___ MATERIAL ___
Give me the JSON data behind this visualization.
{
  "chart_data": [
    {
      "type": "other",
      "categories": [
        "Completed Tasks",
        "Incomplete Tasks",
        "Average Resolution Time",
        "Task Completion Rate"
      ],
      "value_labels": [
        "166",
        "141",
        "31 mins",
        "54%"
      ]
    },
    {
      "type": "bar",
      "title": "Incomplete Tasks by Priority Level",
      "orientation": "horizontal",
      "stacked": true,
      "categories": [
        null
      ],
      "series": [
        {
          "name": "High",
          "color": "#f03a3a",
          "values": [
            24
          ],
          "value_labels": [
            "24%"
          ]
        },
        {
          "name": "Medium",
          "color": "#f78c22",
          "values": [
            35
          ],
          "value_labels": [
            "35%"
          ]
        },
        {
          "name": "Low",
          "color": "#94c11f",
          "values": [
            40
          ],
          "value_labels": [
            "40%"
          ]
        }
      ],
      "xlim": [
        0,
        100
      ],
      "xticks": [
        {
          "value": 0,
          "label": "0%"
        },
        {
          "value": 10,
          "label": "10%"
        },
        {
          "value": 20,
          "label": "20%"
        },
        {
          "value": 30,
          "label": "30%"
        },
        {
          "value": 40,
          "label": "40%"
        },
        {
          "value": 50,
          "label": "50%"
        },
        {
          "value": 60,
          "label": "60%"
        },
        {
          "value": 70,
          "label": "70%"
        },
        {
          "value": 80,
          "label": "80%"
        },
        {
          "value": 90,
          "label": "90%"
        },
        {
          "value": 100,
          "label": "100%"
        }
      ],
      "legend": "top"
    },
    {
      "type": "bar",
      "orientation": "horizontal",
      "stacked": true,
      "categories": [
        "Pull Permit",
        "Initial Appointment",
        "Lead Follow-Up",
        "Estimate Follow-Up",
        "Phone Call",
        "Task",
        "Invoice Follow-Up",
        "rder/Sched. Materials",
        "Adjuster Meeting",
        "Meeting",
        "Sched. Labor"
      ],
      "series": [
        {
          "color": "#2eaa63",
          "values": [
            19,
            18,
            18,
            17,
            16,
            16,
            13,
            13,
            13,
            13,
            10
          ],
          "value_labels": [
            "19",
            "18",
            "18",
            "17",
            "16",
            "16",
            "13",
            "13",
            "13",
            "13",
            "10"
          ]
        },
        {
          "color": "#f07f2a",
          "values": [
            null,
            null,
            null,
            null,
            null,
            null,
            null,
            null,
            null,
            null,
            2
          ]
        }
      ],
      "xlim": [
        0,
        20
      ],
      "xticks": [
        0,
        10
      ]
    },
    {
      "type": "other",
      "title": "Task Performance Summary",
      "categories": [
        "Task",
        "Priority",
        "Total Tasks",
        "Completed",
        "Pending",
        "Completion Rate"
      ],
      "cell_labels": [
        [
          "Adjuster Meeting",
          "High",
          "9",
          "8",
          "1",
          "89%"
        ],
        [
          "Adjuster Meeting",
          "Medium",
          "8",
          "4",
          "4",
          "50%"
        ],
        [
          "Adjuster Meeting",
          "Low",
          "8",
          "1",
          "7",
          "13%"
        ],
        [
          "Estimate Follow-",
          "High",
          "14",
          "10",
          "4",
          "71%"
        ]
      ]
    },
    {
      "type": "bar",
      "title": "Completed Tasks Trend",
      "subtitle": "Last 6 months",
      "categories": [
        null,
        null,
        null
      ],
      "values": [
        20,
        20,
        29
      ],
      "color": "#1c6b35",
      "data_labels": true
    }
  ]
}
___
EXERCISE TASK ->
Extract the full set of entries word for word.

EXERCISE ANSWER ->
Give me the JSON data behind this visualization.
{
  "chart_data": [
    {
      "type": "other",
      "categories": [
        "Completed Tasks",
        "Incomplete Tasks",
        "Average Resolution Time",
        "Task Completion Rate"
      ],
      "value_labels": [
        "166",
        "141",
        "31 mins",
        "54%"
      ]
    },
    {
      "type": "bar",
      "title": "Incomplete Tasks by Priority Level",
      "orientation": "horizontal",
      "stacked": true,
      "categories": [
        null
      ],
      "series": [
        {
          "name": "High",
          "color": "#f03a3a",
          "values": [
            24
          ],
          "value_labels": [
            "24%"
          ]
        },
        {
          "name": "Medium",
          "color": "#f78c22",
          "values": [
            35
          ],
          "value_labels": [
            "35%"
          ]
        },
        {
          "name": "Low",
          "color": "#94c11f",
          "values": [
            40
          ],
          "value_labels": [
            "40%"
          ]
        }
      ],
      "xlim": [
        0,
        100
      ],
      "xticks": [
        {
          "value": 0,
          "label": "0%"
        },
        {
          "value": 10,
          "label": "10%"
        },
        {
          "value": 20,
          "label": "20%"
        },
        {
          "value": 30,
          "label": "30%"
        },
        {
          "value": 40,
          "label": "40%"
        },
        {
          "value": 50,
          "label": "50%"
        },
        {
          "value": 60,
          "label": "60%"
        },
        {
          "value": 70,
          "label": "70%"
        },
        {
          "value": 80,
          "label": "80%"
        },
        {
          "value": 90,
          "label": "90%"
        },
        {
          "value": 100,
          "label": "100%"
        }
      ],
      "legend": "top"
    },
    {
      "type": "bar",
      "orientation": "horizontal",
      "stacked": true,
      "categories": [
        "Pull Permit",
        "Initial Appointment",
        "Lead Follow-Up",
        "Estimate Follow-Up",
        "Phone Call",
        "Task",
        "Invoice Follow-Up",
        "rder/Sched. Materials",
        "Adjuster Meeting",
        "Meeting",
        "Sched. Labor"
      ],
      "series": [
        {
          "color": "#2eaa63",
          "values": [
            19,
            18,
            18,
            17,
            16,
            16,
            13,
            13,
            13,
            13,
            10
          ],
          "value_labels": [
            "19",
            "18",
            "18",
            "17",
            "16",
            "16",
            "13",
            "13",
            "13",
            "13",
            "10"
          ]
        },
        {
          "color": "#f07f2a",
          "values": [
            null,
            null,
            null,
            null,
            null,
            null,
            null,
            null,
            null,
            null,
            2
          ]
        }
      ],
      "xlim": [
        0,
        20
      ],
      "xticks": [
        0,
        10
      ]
    },
    {
      "type": "other",
      "title": "Task Performance Summary",
      "categories": [
        "Task",
        "Priority",
        "Total Tasks",
        "Completed",
        "Pending",
        "Completion Rate"
      ],
      "cell_labels": [
        [
          "Adjuster Meeting",
          "High",
          "9",
          "8",
          "1",
          "89%"
        ],
        [
          "Adjuster Meeting",
          "Medium",
          "8",
          "4",
          "4",
          "50%"
        ],
        [
          "Adjuster Meeting",
          "Low",
          "8",
          "1",
          "7",
          "13%"
        ],
        [
          "Estimate Follow-",
          "High",
          "14",
          "10",
          "4",
          "71%"
        ]
      ]
    },
    {
      "type": "bar",
      "title": "Completed Tasks Trend",
      "subtitle": "Last 6 months",
      "categories": [
        null,
        null,
        null
      ],
      "values": [
        20,
        20,
        29
      ],
      "color": "#1c6b35",
      "data_labels": true
    }
  ]
}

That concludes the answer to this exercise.